— PROBLEM DETAILS —
Report every line from the material that contains the word "values".

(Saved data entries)
────────────────────────────────────────

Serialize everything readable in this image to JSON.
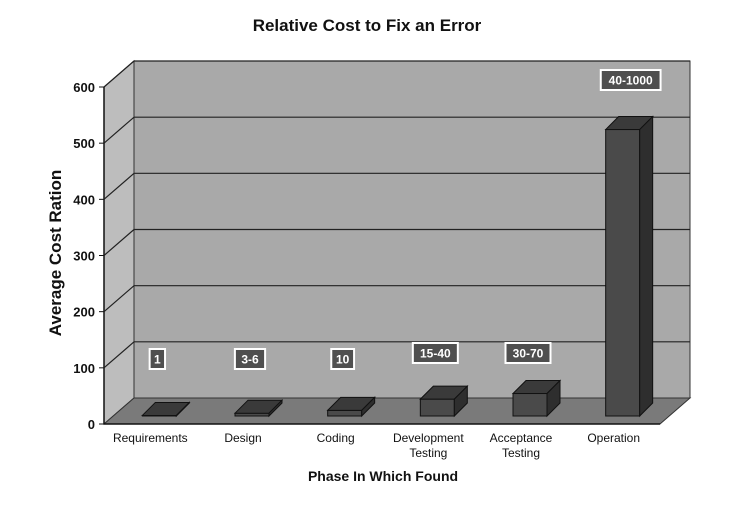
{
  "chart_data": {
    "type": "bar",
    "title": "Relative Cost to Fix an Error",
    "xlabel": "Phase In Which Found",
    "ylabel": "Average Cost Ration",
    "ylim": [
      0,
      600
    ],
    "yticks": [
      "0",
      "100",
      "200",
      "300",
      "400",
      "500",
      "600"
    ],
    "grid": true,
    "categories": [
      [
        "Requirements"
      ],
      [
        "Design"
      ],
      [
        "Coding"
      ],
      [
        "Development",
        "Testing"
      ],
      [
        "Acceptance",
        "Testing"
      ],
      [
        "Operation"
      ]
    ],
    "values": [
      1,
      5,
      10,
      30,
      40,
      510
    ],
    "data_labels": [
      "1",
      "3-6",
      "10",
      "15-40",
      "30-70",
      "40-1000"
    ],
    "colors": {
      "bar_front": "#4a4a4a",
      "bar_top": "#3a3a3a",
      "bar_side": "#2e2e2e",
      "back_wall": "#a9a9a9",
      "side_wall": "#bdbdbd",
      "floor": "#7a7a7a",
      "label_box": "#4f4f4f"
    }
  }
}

────────────────────────────────────────

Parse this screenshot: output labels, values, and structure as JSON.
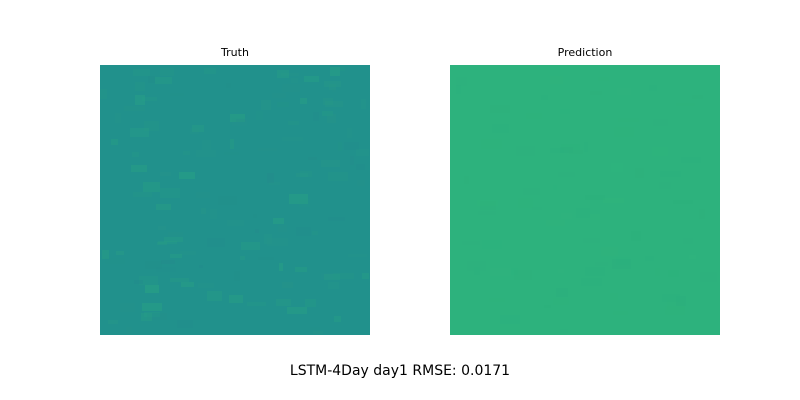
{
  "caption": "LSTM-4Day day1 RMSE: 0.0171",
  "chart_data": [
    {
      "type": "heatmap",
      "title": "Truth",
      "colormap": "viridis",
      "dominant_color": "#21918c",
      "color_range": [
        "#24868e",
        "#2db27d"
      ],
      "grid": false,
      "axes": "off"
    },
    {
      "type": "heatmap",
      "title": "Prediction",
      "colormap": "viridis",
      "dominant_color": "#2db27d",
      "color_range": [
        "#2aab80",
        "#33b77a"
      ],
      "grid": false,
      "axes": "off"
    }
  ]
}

────────────────────────────────────────

— FULL OUTPUT —
    "values": [
Parse this screenshot: output labels, values, and structure as JSON.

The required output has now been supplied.